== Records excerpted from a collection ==
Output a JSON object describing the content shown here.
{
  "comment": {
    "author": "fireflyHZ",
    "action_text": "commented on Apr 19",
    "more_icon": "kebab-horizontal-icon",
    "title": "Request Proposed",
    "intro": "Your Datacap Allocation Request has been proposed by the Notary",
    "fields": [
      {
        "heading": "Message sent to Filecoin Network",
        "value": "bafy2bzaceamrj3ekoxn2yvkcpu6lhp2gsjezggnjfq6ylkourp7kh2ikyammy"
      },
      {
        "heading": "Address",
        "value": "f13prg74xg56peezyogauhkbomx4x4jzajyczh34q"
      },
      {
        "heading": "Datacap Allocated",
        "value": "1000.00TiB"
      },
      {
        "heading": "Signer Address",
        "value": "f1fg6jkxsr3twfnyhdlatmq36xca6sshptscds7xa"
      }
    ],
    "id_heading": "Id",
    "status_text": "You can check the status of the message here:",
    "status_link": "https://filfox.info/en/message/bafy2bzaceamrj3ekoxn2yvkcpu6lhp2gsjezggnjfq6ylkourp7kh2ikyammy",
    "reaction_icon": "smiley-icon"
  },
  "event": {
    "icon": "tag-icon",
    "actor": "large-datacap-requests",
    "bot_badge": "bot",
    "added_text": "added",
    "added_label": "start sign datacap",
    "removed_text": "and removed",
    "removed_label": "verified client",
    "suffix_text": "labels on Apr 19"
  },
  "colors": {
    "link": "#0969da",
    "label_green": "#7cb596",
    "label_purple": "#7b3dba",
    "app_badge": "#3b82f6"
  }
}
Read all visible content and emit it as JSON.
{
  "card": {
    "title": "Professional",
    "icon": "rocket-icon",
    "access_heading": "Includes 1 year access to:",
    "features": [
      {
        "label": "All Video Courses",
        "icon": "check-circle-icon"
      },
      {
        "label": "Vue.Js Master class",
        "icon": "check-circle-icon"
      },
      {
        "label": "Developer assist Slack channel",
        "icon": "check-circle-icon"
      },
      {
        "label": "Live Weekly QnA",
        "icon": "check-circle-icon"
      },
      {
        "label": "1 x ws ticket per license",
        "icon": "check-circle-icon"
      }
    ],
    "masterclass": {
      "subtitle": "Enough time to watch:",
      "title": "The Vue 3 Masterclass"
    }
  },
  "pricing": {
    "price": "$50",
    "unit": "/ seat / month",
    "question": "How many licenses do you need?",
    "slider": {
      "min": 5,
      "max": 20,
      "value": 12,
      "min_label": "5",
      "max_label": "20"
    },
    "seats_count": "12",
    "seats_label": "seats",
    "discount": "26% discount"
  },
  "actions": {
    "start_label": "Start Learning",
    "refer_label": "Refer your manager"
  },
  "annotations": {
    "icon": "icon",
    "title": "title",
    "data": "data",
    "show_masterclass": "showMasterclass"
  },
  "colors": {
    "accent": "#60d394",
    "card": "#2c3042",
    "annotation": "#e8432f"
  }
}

---

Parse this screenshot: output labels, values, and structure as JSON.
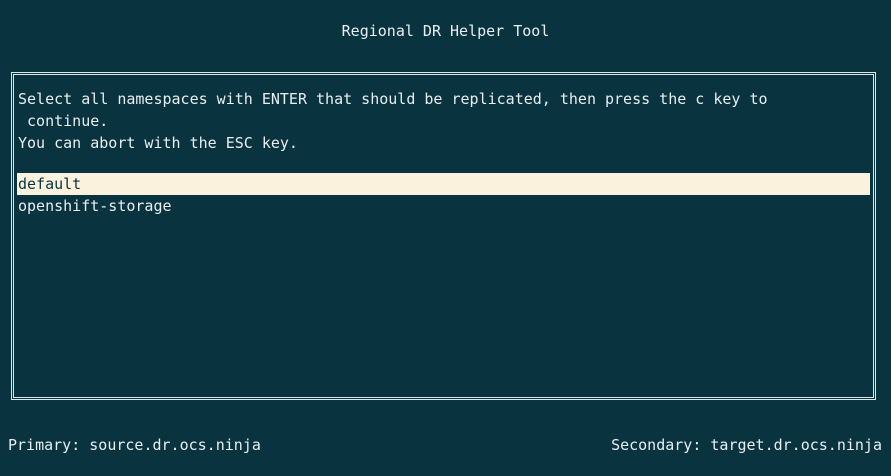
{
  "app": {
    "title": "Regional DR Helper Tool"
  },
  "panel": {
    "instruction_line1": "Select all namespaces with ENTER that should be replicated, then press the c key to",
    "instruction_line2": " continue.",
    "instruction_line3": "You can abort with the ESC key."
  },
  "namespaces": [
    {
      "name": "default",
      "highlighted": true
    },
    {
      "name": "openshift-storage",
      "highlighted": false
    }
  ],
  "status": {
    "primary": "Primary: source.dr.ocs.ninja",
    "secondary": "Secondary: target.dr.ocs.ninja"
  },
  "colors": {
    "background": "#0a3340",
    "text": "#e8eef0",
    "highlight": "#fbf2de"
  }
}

==

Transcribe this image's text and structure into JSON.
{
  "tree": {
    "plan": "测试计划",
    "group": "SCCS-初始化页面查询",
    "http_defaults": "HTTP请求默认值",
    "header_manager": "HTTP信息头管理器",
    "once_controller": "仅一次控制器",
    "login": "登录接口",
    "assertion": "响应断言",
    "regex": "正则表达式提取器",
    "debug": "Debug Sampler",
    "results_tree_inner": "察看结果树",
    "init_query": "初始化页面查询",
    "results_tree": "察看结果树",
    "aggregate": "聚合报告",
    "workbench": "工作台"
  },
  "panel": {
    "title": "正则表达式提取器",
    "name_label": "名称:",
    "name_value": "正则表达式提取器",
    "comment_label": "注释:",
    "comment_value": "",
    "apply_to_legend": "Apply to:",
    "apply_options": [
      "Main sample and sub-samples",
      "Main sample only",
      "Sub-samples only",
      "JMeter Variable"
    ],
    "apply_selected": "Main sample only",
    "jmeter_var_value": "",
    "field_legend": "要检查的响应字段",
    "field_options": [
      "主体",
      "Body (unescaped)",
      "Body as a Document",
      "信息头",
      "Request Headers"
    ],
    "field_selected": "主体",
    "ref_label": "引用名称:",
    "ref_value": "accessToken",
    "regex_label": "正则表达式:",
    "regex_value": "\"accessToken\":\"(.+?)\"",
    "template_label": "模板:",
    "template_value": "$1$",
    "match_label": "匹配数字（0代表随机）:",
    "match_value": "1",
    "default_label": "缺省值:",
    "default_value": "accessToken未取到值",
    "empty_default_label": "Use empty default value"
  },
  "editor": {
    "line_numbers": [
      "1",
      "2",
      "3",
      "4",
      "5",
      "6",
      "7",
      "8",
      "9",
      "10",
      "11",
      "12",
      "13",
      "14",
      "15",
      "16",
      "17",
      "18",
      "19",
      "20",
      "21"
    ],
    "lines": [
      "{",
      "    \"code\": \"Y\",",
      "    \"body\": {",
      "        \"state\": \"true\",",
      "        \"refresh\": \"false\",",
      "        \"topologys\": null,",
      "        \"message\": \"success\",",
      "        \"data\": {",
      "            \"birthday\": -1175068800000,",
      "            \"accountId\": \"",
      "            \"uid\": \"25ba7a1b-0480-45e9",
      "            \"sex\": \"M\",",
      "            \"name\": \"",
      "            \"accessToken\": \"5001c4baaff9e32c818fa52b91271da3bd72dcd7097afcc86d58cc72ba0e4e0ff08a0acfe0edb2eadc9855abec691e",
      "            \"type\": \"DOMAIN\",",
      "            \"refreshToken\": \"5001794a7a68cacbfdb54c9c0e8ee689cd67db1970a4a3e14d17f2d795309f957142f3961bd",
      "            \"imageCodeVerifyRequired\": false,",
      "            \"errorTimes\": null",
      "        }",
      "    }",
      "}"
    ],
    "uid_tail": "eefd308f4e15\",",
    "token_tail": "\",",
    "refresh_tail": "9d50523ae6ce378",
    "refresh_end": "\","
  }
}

== GOAL ==
Scan the listing above for the word "this" and copy every line that holds it.

== COMPLETE RESPONSE ==
Parse this screenshot: output labels, values, and structure as JSON.
Transcribe this image's text and structure into JSON.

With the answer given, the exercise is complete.